- **Instructions for the task**:
If a line includes the word "SCIENCE", it belongs in the count; state the total for the data below and add nothing.

- **Material provided**:
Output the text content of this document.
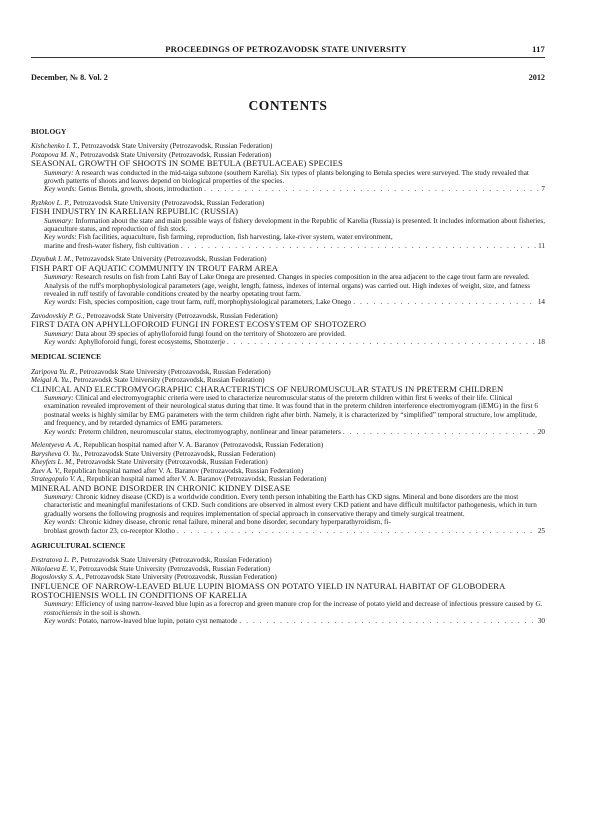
PROCEEDINGS OF PETROZAVODSK STATE UNIVERSITY	117
December, № 8. Vol. 2	2012
CONTENTS
BIOLOGY

Kishchenko I. T., Petrozavodsk State University (Petrozavodsk, Russian Federation)

Potapova M. N., Petrozavodsk State University (Petrozavodsk, Russian Federation)

SEASONAL GROWTH OF SHOOTS IN SOME BETULA (BETULACEAE) SPECIES

Summary: A research was conducted in the mid-taiga subzone (southern Karelia). Six types of plants belonging to Betula species were surveyed. The study revealed that growth patterns of shoots and leaves depend on biological properties of the species.

Key words: Genus Betula, growth, shoots, introduction . . .	7

Ryzhkov L. P., Petrozavodsk State University (Petrozavodsk, Russian Federation)

FISH INDUSTRY IN KARELIAN REPUBLIC (RUSSIA)

Summary: Information about the state and main possible ways of fishery development in the Republic of Karelia (Russia) is presented. It includes information about fisheries, aquaculture status, and reproduction of fish stock.

Key words: Fish facilities, aquaculture, fish farming, reproduction, fish harvesting, lake-river system, water environment,

marine and fresh-water fishery, fish cultivation . . .	11

Dzyubuk I. M., Petrozavodsk State University (Petrozavodsk, Russian Federation)

FISH PART OF AQUATIC COMMUNITY IN TROUT FARM AREA

Summary: Research results on fish from Lahti Bay of Lake Onega are presented. Changes in species composition in the area adjacent to the cage trout farm are revealed. Analysis of the ruff's morphophysiological parameters (age, weight, length, fatness, indexes of internal organs) was carried out. High indexes of weight, size, and fatness revealed in ruff testify of favorable conditions created by the nearby opetating trout farm.

Key words: Fish, species composition, cage trout farm, ruff, morphophysiological parameters, Lake Onego . . .	14

Zavodovskiy P. G., Petrozavodsk State University (Petrozavodsk, Russian Federation)

FIRST DATA ON APHYLLOFOROID FUNGI IN FOREST ECOSYSTEM OF SHOTOZERO

Summary: Data about 39 species of aphylloforoid fungi found on the territory of Shotozero are provided.

Key words: Aphylloforoid fungi, forest ecosystems, Shotozerje . . .	18
MEDICAL SCIENCE

Zaripova Yu. R., Petrozavodsk State University (Petrozavodsk, Russian Federation)

Meigal A. Yu., Petrozavodsk State University (Petrozavodsk, Russian Federation)

CLINICAL AND ELECTROMYOGRAPHIC CHARACTERISTICS OF NEUROMUSCULAR STATUS IN PRETERM CHILDREN

Summary: Clinical and electromyographic criteria were used to characterize neuromuscular status of the preterm children within first 6 weeks of their life. Clinical examination revealed improvement of their neurological status during that time. It was found that in the preterm children interference electromyogram (iEMG) in the first 6 postnatal weeks is highly similar by EMG parameters with the term children right after birth. Namely, it is characterized by “simplified” temporal structure, low amplitude, and frequency, and by retarded dynamics of EMG parameters.

Key words: Preterm children, neuromuscular status, electromyography, nonlinear and linear parameters . . .	20

Melentyeva A. A., Republican hospital named after V. A. Baranov (Petrozavodsk, Russian Federation)

Barysheva O. Yu., Petrozavodsk State University (Petrozavodsk, Russian Federation)

Kheyfets L. M., Petrozavodsk State University (Petrozavodsk, Russian Federation)

Zuev A. V., Republican hospital named after V. A. Baranov (Petrozavodsk, Russian Federation)

Strategopulo V. A., Republican hospital named after V. A. Baranov (Petrozavodsk, Russian Federation)

MINERAL AND BONE DISORDER IN CHRONIC KIDNEY DISEASE

Summary: Chronic kidney disease (CKD) is a worldwide condition. Every tenth person inhabiting the Earth has CKD signs. Mineral and bone disorders are the most characteristic and meaningful manifestations of CKD. Such conditions are observed in almost every CKD patient and have difficult multifactor pathogenesis, which in turn gradually worsens the following prognosis and requires implementation of special approach in conservative therapy and timely surgical treatment.

Key words: Chronic kidney disease, chronic renal failure, mineral and bone disorder, secondary hyperparathyroidism, fi-

broblast growth factor 23, co-receptor Klotho . . .	25
AGRICULTURAL SCIENCE

Evstratova L. P., Petrozavodsk State University (Petrozavodsk, Russian Federation)

Nikolaeva E. V., Petrozavodsk State University (Petrozavodsk, Russian Federation)

Bogoslovsky S. A., Petrozavodsk State University (Petrozavodsk, Russian Federation)

INFLUENCE OF NARROW-LEAVED BLUE LUPIN BIOMASS ON POTATO YIELD IN NATURAL HABITAT OF GLOBODERA ROSTOCHIENSIS WOLL IN CONDITIONS OF KARELIA

Summary: Efficiency of using narrow-leaved blue lupin as a forecrop and green manure crop for the increase of potato yield and decrease of infectious pressure caused by G. rostochiensis in the soil is shown.

Key words: Potato, narrow-leaved blue lupin, potato cyst nematode . . .	30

- **Worked solution**:
2